** start of Record set **

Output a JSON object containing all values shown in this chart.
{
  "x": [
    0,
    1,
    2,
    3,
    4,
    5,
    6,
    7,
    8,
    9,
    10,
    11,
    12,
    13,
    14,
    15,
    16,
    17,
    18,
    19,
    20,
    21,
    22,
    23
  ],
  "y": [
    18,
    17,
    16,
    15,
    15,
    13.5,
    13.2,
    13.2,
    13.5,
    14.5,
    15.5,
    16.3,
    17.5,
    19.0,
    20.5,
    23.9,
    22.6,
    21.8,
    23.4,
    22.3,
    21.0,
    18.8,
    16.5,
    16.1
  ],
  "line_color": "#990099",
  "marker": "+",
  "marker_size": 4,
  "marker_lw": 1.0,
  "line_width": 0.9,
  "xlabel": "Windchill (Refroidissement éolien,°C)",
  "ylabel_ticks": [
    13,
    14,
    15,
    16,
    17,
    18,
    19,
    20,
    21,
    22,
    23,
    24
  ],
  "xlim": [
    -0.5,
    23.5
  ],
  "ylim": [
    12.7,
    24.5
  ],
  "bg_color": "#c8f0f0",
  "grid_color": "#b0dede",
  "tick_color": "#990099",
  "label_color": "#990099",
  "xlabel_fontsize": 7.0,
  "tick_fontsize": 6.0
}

** end of Record set **

• Required task: Type out the whole listing above again, exactly as it stands.

• Expected output:
Output a JSON object containing all values shown in this chart.
{
  "x": [
    0,
    1,
    2,
    3,
    4,
    5,
    6,
    7,
    8,
    9,
    10,
    11,
    12,
    13,
    14,
    15,
    16,
    17,
    18,
    19,
    20,
    21,
    22,
    23
  ],
  "y": [
    18,
    17,
    16,
    15,
    15,
    13.5,
    13.2,
    13.2,
    13.5,
    14.5,
    15.5,
    16.3,
    17.5,
    19.0,
    20.5,
    23.9,
    22.6,
    21.8,
    23.4,
    22.3,
    21.0,
    18.8,
    16.5,
    16.1
  ],
  "line_color": "#990099",
  "marker": "+",
  "marker_size": 4,
  "marker_lw": 1.0,
  "line_width": 0.9,
  "xlabel": "Windchill (Refroidissement éolien,°C)",
  "ylabel_ticks": [
    13,
    14,
    15,
    16,
    17,
    18,
    19,
    20,
    21,
    22,
    23,
    24
  ],
  "xlim": [
    -0.5,
    23.5
  ],
  "ylim": [
    12.7,
    24.5
  ],
  "bg_color": "#c8f0f0",
  "grid_color": "#b0dede",
  "tick_color": "#990099",
  "label_color": "#990099",
  "xlabel_fontsize": 7.0,
  "tick_fontsize": 6.0
}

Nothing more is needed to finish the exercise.